Посчитайте, в скольких строках записей ниже встречается слово "shift". Ответ дайте одним числом.

Сохранённые записи:
§ §

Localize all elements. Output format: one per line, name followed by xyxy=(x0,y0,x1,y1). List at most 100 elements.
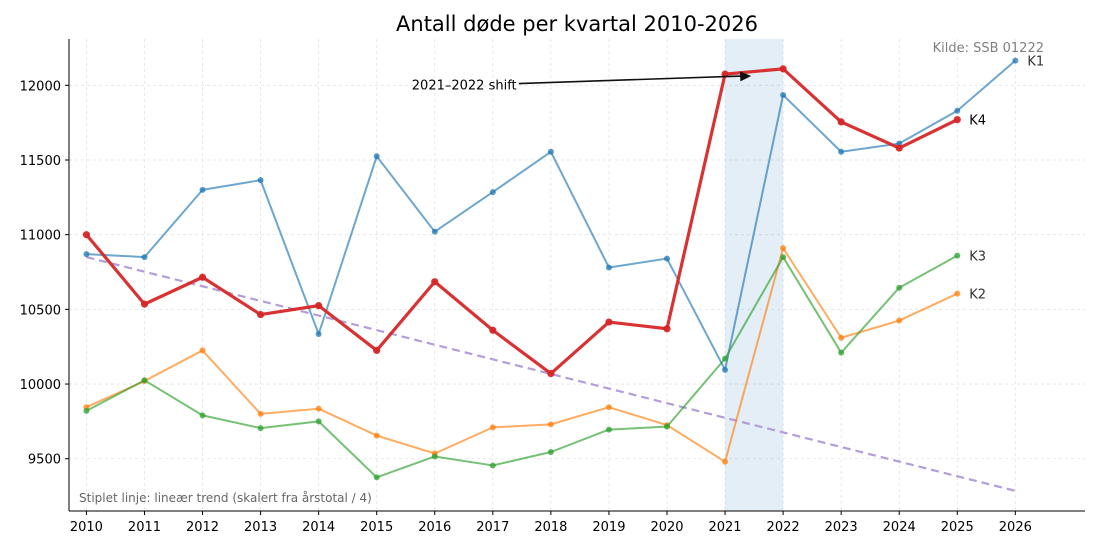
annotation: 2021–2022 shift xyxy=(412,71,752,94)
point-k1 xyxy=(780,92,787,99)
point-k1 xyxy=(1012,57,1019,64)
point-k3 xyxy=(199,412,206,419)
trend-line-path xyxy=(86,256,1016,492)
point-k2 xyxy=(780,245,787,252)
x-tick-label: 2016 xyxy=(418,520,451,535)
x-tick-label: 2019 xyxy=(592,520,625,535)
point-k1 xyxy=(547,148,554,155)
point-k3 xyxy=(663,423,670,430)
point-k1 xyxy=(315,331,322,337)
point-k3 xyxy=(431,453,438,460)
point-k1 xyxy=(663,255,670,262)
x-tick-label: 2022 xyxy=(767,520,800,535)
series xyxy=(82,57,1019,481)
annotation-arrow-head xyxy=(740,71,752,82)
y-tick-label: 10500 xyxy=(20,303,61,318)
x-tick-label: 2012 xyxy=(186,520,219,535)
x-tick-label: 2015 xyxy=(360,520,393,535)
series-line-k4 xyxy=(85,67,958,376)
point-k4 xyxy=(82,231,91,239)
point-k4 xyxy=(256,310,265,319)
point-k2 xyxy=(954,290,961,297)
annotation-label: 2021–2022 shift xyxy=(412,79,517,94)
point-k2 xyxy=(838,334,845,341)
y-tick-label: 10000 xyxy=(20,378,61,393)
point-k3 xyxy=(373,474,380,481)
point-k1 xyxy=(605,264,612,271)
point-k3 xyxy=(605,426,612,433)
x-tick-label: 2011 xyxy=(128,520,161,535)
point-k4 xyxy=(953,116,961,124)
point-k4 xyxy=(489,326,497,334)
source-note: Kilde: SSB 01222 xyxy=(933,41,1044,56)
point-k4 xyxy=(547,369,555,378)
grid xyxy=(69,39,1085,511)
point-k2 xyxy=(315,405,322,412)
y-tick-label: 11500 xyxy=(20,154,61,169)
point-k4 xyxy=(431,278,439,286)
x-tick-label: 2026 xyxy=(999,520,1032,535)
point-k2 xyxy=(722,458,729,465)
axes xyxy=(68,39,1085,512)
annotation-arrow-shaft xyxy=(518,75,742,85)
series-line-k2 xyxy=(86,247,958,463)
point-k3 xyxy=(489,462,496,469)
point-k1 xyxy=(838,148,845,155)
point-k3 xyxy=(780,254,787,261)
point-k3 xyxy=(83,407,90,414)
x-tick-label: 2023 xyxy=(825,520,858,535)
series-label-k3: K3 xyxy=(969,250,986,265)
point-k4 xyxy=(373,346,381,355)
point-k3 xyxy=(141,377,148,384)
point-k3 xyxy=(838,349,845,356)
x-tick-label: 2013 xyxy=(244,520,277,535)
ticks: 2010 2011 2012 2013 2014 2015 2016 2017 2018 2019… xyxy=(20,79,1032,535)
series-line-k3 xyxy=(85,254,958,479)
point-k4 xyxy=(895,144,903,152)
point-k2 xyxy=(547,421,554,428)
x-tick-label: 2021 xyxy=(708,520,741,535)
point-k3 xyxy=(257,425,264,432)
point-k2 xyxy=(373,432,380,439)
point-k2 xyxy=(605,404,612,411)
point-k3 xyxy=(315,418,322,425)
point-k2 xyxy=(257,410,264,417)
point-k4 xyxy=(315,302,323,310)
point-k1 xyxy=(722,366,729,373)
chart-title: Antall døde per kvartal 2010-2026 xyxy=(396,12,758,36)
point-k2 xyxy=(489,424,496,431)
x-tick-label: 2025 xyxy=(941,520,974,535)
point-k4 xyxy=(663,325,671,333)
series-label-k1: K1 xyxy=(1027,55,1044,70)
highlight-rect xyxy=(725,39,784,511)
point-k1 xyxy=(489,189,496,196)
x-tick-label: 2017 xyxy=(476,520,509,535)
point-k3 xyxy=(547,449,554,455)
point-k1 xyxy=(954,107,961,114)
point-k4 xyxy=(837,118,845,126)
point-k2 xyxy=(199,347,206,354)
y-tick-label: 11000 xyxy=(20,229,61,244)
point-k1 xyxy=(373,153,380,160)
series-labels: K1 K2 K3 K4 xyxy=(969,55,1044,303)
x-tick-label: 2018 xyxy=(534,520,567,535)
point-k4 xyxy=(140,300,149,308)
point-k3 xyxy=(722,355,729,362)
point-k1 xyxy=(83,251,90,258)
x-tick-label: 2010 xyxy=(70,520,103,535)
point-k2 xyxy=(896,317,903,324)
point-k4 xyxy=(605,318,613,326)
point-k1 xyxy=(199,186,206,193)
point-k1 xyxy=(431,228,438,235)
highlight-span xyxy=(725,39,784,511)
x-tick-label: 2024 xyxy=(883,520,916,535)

§ §

Результат: 2